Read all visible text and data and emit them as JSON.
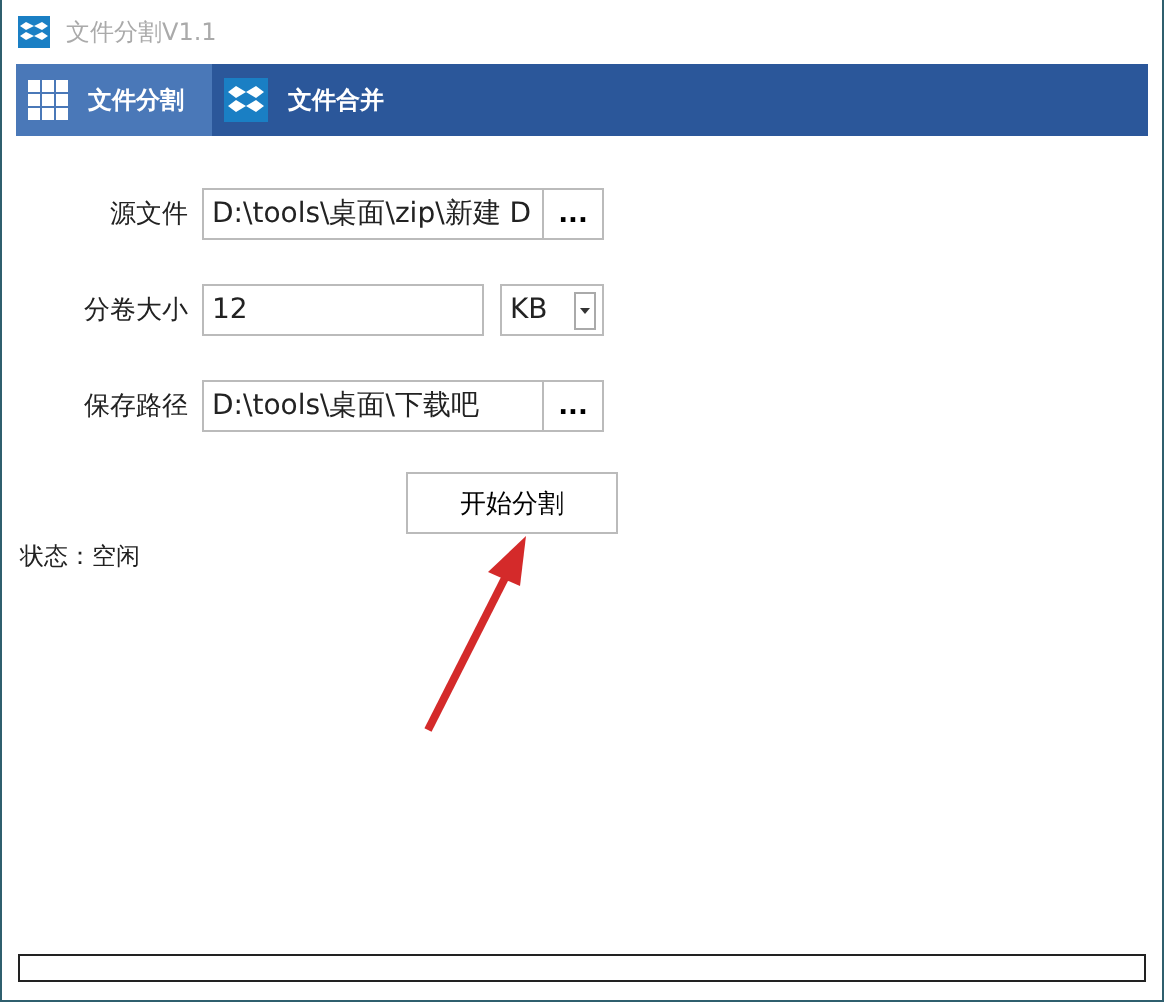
{
  "window": {
    "title": "文件分割V1.1"
  },
  "tabs": [
    {
      "label": "文件分割",
      "selected": true,
      "kind": "grid"
    },
    {
      "label": "文件合并",
      "selected": false,
      "kind": "box"
    }
  ],
  "form": {
    "source_file": {
      "label": "源文件",
      "value": "D:\\tools\\桌面\\zip\\新建 D",
      "browse": "..."
    },
    "volume_size": {
      "label": "分卷大小",
      "value": "12",
      "unit": "KB"
    },
    "save_path": {
      "label": "保存路径",
      "value": "D:\\tools\\桌面\\下载吧",
      "browse": "..."
    }
  },
  "start_button": {
    "label": "开始分割"
  },
  "status": {
    "text": "状态：空闲"
  },
  "progress": {
    "level": 0
  }
}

> Exercise task
Reproduce all of the data exactly, omitting each picture it holds.

> Correct answer
Read all visible text and data and emit them as JSON.
{
  "window": {
    "title": "文件分割V1.1"
  },
  "tabs": [
    {
      "label": "文件分割",
      "selected": true,
      "kind": "grid"
    },
    {
      "label": "文件合并",
      "selected": false,
      "kind": "box"
    }
  ],
  "form": {
    "source_file": {
      "label": "源文件",
      "value": "D:\\tools\\桌面\\zip\\新建 D",
      "browse": "..."
    },
    "volume_size": {
      "label": "分卷大小",
      "value": "12",
      "unit": "KB"
    },
    "save_path": {
      "label": "保存路径",
      "value": "D:\\tools\\桌面\\下载吧",
      "browse": "..."
    }
  },
  "start_button": {
    "label": "开始分割"
  },
  "status": {
    "text": "状态：空闲"
  },
  "progress": {
    "level": 0
  }
}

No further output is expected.